*THE EXERCISE*
With the images removed, repeat the data below exactly.

____ RECORD EXTRACTS

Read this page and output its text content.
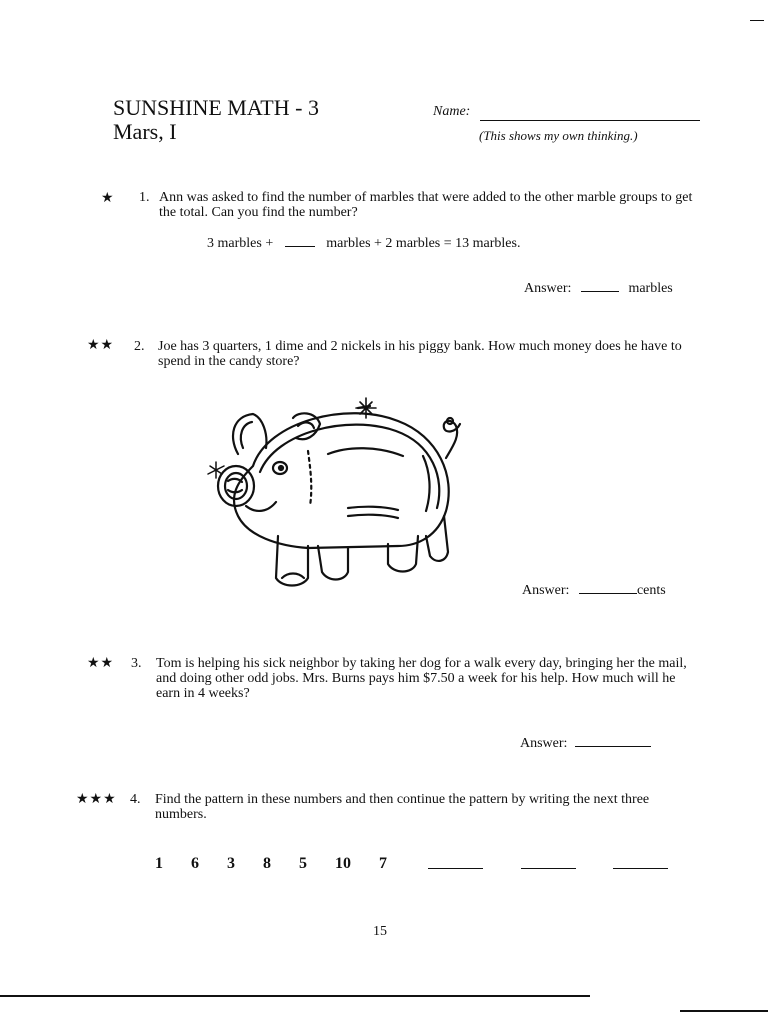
SUNSHINE MATH - 3
Mars, I
Name:
(This shows my own thinking.)
★ 1. Ann was asked to find the number of marbles that were added to the other marble groups to get the total. Can you find the number?
3 marbles +	marbles + 2 marbles = 13 marbles.
Answer:	marbles
★★ 2. Joe has 3 quarters, 1 dime and 2 nickels in his piggy bank. How much money does he have to spend in the candy store?
Answer:	cents
★★ 3. Tom is helping his sick neighbor by taking her dog for a walk every day, bringing her the mail, and doing other odd jobs. Mrs. Burns pays him $7.50 a week for his help. How much will he earn in 4 weeks?
Answer:
★★★ 4. Find the pattern in these numbers and then continue the pattern by writing the next three numbers.
1 6 3 8 5 10 7
15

________

*RESPONSE TO THE TASK*
Read this page and output its text content.
SUNSHINE MATH - 3
Mars, I
Name:
(This shows my own thinking.)
★ 1. Ann was asked to find the number of marbles that were added to the other marble groups to get the total. Can you find the number?
3 marbles +	marbles + 2 marbles = 13 marbles.
Answer:	marbles
★★ 2. Joe has 3 quarters, 1 dime and 2 nickels in his piggy bank. How much money does he have to spend in the candy store?
Answer:	cents
★★ 3. Tom is helping his sick neighbor by taking her dog for a walk every day, bringing her the mail, and doing other odd jobs. Mrs. Burns pays him $7.50 a week for his help. How much will he earn in 4 weeks?
Answer:
★★★ 4. Find the pattern in these numbers and then continue the pattern by writing the next three numbers.
1 6 3 8 5 10 7
15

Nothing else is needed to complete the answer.